Task objective - Check every line of the entries for "茨城県三の丸庁舎構内", and copy the lines that hold it.

** begin Supplied material **

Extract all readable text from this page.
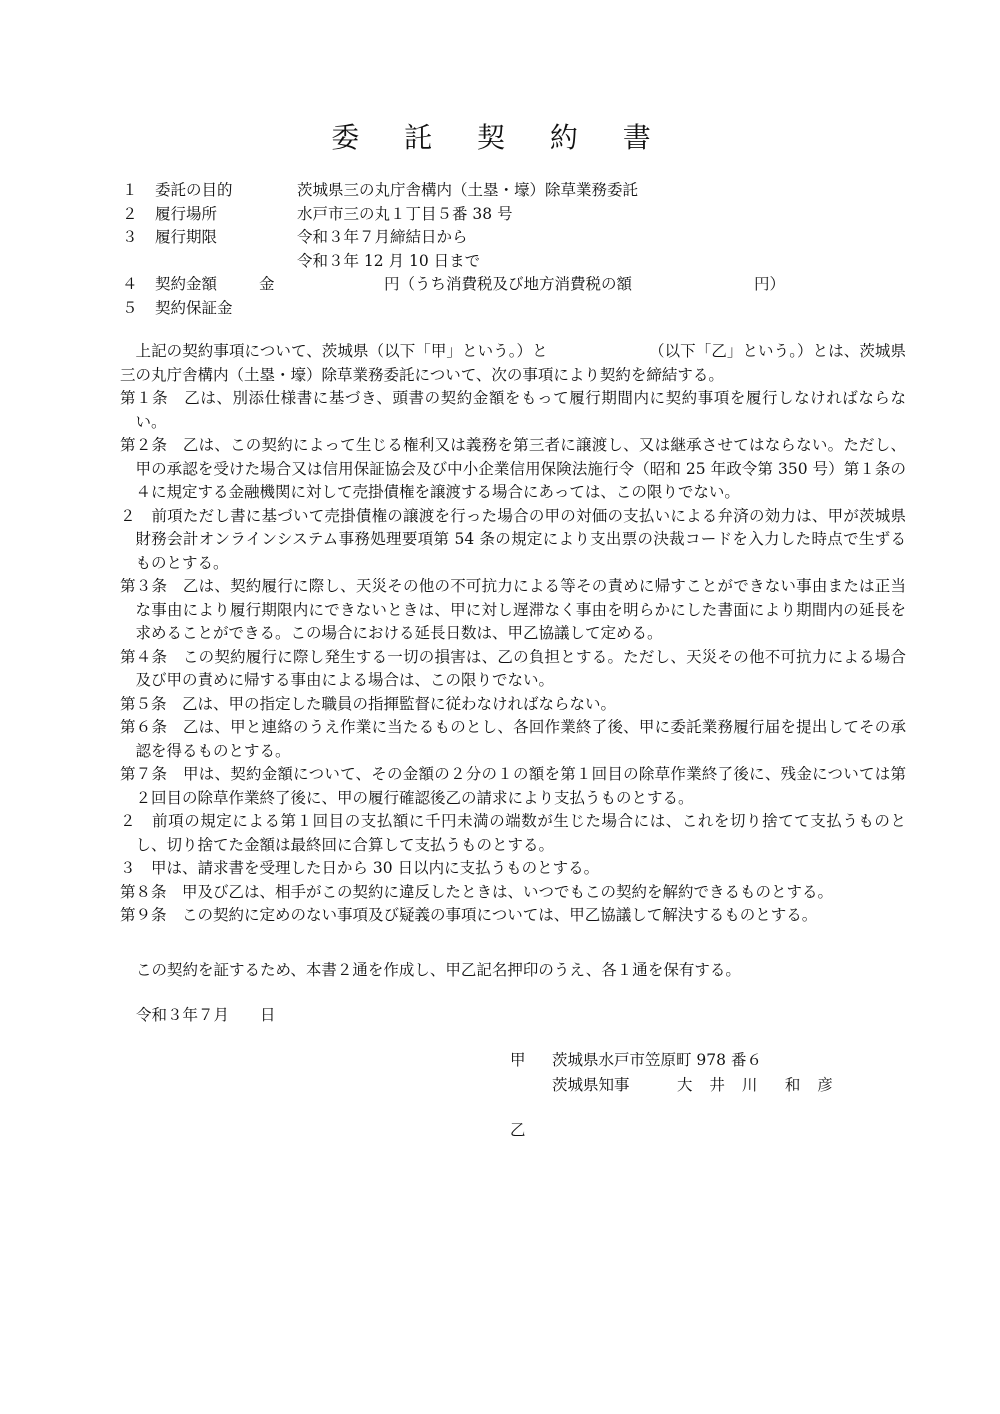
委 託 契 約 書
１ 委託の目的	茨城県三の丸庁舎構内（土塁・壕）除草業務委託
２ 履行場所	水戸市三の丸１丁目５番 38 号
３ 履行期限	令和３年７月締結日から
令和３年 12 月 10 日まで
４ 契約金額	金	円（うち消費税及び地方消費税の額	円）
５ 契約保証金

上記の契約事項について、茨城県（以下「甲」という。）と　　　　　　　（以下「乙」という。）とは、茨城県三の丸庁舎構内（土塁・壕）除草業務委託について、次の事項により契約を締結する。

第１条　乙は、別添仕様書に基づき、頭書の契約金額をもって履行期間内に契約事項を履行しなければならない。

第２条　乙は、この契約によって生じる権利又は義務を第三者に譲渡し、又は継承させてはならない。ただし、甲の承認を受けた場合又は信用保証協会及び中小企業信用保険法施行令（昭和 25 年政令第 350 号）第１条の４に規定する金融機関に対して売掛債権を譲渡する場合にあっては、この限りでない。

２　前項ただし書に基づいて売掛債権の譲渡を行った場合の甲の対価の支払いによる弁済の効力は、甲が茨城県財務会計オンラインシステム事務処理要項第 54 条の規定により支出票の決裁コードを入力した時点で生ずるものとする。

第３条　乙は、契約履行に際し、天災その他の不可抗力による等その責めに帰すことができない事由または正当な事由により履行期限内にできないときは、甲に対し遅滞なく事由を明らかにした書面により期間内の延長を求めることができる。この場合における延長日数は、甲乙協議して定める。

第４条　この契約履行に際し発生する一切の損害は、乙の負担とする。ただし、天災その他不可抗力による場合及び甲の責めに帰する事由による場合は、この限りでない。

第５条　乙は、甲の指定した職員の指揮監督に従わなければならない。

第６条　乙は、甲と連絡のうえ作業に当たるものとし、各回作業終了後、甲に委託業務履行届を提出してその承認を得るものとする。

第７条　甲は、契約金額について、その金額の２分の１の額を第１回目の除草作業終了後に、残金については第２回目の除草作業終了後に、甲の履行確認後乙の請求により支払うものとする。

２　前項の規定による第１回目の支払額に千円未満の端数が生じた場合には、これを切り捨てて支払うものとし、切り捨てた金額は最終回に合算して支払うものとする。

３　甲は、請求書を受理した日から 30 日以内に支払うものとする。

第８条　甲及び乙は、相手がこの契約に違反したときは、いつでもこの契約を解約できるものとする。

第９条　この契約に定めのない事項及び疑義の事項については、甲乙協議して解決するものとする。

この契約を証するため、本書２通を作成し、甲乙記名押印のうえ、各１通を保有する。
令和３年７月　　日
甲 茨城県水戸市笠原町 978 番６
茨城県知事	大 井 川　和 彦
乙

** end Supplied material **

Completed exercise -
１ 委託の目的	茨城県三の丸庁舎構内（土塁・壕）除草業務委託
上記の契約事項について、茨城県（以下「甲」という。）と　　　　　　　（以下「乙」という。）とは、茨城県三の丸庁舎構内（土塁・壕）除草業務委託について、次の事項により契約を締結する。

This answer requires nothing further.